++++ RECORDS TO PROCESS

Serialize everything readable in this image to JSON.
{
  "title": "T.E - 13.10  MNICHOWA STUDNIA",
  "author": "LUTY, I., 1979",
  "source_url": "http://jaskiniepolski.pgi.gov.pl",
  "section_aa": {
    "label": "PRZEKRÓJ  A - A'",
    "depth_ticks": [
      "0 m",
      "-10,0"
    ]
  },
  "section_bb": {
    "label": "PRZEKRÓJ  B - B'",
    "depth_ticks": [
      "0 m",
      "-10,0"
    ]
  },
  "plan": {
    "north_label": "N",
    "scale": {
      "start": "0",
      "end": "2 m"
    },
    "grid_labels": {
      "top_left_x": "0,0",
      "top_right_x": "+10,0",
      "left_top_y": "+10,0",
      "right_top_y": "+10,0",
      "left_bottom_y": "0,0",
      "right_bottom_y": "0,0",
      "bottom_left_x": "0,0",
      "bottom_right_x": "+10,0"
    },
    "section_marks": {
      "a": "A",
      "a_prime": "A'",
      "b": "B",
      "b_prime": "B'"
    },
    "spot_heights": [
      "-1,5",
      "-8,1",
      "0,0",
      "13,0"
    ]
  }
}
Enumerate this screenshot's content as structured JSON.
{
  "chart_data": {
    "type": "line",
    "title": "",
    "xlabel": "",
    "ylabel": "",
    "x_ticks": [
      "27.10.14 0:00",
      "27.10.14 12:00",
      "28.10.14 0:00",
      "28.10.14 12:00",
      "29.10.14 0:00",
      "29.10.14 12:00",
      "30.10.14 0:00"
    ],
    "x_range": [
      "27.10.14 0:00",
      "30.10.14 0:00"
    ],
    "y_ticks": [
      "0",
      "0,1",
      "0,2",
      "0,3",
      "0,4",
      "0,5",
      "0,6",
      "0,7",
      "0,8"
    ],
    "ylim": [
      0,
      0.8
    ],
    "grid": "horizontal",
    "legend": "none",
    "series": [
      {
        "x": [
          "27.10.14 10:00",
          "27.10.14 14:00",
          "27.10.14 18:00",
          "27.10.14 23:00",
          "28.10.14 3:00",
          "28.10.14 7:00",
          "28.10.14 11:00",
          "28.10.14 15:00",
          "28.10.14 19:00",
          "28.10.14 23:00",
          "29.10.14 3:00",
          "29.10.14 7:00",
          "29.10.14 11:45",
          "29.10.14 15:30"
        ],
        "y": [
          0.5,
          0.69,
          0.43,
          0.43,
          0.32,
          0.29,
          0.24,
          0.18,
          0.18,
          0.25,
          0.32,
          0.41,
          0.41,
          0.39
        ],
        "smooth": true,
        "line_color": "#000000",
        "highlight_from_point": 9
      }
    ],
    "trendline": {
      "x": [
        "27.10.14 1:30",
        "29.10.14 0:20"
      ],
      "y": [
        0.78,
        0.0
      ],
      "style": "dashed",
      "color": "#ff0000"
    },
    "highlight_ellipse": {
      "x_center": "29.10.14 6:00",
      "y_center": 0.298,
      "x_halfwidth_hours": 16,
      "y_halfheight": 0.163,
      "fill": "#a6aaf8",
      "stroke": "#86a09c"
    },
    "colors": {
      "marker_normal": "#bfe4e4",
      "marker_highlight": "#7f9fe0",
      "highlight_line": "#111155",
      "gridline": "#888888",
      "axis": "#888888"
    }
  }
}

++++++++
++++ RECORDS TO PROCESS

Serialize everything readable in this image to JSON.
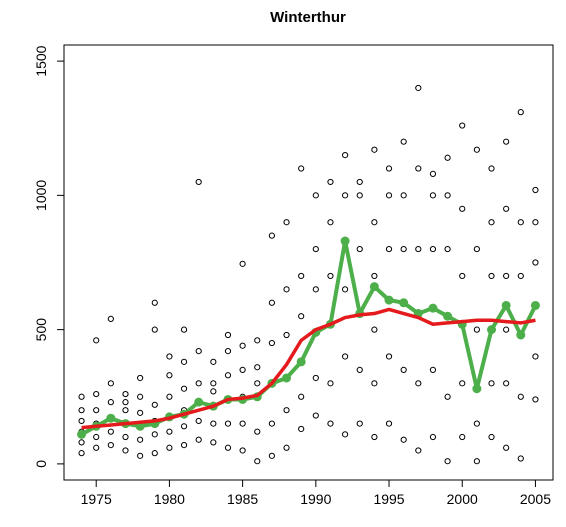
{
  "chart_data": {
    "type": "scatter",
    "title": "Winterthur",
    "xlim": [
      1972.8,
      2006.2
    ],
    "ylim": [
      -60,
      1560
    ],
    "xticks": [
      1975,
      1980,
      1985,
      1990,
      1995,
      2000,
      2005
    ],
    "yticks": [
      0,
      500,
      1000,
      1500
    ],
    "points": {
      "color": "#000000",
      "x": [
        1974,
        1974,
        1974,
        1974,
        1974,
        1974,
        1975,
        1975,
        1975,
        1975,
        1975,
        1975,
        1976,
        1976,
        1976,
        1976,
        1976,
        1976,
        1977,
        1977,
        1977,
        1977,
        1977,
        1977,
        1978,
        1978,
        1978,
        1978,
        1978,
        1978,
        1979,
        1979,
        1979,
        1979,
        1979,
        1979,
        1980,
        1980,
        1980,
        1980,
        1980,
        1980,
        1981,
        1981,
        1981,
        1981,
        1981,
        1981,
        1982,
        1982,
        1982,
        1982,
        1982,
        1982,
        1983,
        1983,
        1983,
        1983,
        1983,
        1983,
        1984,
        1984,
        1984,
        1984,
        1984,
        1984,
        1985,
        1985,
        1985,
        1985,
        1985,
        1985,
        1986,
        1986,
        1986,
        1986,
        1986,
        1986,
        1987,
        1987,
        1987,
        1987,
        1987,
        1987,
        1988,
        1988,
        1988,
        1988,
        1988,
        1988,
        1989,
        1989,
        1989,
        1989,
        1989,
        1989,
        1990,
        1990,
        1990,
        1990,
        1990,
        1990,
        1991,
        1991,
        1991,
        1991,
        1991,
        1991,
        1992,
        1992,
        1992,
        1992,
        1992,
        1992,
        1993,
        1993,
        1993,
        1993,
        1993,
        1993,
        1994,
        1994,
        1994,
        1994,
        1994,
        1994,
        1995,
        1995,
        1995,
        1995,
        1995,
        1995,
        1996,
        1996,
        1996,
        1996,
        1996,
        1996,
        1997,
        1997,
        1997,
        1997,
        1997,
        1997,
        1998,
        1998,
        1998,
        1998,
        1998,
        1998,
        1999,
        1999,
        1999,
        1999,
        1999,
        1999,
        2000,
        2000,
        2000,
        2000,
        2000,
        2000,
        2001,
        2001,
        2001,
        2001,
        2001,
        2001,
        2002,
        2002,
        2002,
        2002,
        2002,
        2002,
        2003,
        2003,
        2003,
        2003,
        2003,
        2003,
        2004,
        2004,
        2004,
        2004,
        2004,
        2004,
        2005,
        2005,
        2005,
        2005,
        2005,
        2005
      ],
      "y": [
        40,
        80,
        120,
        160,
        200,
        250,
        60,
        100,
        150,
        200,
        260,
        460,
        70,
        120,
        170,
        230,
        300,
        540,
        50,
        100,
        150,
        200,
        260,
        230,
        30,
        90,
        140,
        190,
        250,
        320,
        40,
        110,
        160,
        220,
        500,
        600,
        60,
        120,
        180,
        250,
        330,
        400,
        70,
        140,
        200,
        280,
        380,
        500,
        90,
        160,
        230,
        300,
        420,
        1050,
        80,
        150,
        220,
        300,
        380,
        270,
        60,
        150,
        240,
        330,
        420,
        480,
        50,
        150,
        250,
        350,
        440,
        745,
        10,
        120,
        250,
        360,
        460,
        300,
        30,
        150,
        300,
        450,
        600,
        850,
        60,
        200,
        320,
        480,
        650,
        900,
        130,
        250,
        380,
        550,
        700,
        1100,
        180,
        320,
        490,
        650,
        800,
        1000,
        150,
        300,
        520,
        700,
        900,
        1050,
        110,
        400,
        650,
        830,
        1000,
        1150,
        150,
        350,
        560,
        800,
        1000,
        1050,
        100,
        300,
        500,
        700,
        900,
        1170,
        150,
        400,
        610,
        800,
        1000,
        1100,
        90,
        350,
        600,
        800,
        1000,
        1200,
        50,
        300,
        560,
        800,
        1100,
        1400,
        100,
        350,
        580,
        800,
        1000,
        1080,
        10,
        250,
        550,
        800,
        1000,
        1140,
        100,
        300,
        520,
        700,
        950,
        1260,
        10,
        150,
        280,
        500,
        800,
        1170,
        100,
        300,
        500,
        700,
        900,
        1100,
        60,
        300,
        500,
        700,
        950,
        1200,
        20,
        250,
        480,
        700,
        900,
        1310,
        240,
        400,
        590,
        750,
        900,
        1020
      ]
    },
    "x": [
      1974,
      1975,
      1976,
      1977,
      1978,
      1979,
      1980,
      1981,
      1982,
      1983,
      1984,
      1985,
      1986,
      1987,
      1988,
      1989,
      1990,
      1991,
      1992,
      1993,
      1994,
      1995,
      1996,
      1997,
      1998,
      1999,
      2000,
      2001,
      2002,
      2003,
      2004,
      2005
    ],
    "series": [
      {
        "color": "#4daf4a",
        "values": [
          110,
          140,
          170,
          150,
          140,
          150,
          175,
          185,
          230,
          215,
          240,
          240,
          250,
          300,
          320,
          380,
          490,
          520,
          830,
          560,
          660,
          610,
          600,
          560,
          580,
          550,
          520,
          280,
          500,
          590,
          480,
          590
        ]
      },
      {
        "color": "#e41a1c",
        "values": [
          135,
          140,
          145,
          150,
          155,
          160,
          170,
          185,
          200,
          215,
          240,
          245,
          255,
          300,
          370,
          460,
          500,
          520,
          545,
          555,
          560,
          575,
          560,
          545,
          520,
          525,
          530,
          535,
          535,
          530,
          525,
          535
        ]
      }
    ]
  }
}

++++++++

**TO DO:**
From the listing above, collect each line in which the string "title" appears.

**RESPONSE TO THIS TASK:**
  "title": "T.E - 13.10  MNICHOWA STUDNIA",
    "title": "",
    "title": "Winterthur",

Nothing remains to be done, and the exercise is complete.